### WHAT THE TASK ASKS
In the records below, find each line with the word "Tour" and copy it.

### EXTRACTED RECORDS
━━━━━━━━

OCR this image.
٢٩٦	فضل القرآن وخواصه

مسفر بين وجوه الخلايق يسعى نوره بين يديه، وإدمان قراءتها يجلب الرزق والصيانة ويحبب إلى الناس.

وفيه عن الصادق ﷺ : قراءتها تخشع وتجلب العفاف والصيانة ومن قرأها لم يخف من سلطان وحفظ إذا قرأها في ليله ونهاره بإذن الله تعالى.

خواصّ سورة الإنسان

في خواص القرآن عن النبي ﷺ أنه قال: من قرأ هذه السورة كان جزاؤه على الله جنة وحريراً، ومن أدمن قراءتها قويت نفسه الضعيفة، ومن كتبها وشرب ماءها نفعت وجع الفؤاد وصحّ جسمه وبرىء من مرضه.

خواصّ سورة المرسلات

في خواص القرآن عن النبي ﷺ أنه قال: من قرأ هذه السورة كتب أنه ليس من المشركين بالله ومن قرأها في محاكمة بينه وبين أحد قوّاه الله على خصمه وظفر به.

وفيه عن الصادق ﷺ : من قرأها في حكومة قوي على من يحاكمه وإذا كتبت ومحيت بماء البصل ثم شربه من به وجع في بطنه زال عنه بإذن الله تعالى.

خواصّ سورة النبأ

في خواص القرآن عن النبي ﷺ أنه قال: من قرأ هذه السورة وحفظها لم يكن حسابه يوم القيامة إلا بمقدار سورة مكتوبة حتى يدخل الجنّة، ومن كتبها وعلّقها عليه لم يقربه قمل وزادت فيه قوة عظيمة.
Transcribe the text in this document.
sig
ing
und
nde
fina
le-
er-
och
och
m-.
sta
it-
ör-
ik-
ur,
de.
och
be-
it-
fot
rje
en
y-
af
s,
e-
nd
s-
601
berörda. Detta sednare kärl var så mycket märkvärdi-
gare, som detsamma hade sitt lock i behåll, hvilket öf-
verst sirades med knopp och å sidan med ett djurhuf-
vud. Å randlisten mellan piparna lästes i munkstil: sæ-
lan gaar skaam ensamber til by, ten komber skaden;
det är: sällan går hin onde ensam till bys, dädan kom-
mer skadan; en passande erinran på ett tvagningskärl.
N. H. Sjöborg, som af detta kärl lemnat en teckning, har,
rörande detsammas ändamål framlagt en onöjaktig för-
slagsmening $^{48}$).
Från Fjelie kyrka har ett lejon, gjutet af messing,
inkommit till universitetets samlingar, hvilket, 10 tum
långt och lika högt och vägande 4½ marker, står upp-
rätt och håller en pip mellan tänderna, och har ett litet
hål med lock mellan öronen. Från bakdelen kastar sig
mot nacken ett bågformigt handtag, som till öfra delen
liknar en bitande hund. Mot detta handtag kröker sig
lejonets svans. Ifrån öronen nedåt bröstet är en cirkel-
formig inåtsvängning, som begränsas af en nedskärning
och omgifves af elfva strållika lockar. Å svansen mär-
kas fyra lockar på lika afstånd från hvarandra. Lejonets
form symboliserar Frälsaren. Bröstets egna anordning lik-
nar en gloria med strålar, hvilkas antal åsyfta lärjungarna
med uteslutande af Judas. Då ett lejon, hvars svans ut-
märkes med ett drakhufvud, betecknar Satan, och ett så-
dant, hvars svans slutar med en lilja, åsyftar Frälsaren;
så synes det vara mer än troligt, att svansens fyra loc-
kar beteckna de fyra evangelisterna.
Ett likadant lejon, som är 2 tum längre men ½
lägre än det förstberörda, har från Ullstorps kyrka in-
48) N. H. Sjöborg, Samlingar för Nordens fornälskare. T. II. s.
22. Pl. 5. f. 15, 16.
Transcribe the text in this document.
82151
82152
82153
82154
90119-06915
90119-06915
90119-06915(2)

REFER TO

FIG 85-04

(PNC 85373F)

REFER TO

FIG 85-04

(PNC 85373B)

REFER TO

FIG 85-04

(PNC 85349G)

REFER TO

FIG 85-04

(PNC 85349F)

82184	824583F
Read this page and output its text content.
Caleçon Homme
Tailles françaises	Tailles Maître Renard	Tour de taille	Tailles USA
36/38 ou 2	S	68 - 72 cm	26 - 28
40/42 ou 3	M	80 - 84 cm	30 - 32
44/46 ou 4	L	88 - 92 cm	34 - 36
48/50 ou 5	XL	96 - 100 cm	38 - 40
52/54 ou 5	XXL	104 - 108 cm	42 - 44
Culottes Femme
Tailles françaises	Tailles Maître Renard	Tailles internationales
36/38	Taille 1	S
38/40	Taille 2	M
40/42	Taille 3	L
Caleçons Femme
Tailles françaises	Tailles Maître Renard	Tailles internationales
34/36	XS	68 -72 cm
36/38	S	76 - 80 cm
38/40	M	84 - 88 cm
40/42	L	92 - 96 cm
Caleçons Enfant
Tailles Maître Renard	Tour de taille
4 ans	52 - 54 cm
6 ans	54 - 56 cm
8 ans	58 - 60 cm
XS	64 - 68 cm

━━━━━━━━

### FINISHED EXERCISE
Tailles françaises	Tailles Maître Renard	Tour de taille	Tailles USA
Tailles Maître Renard	Tour de taille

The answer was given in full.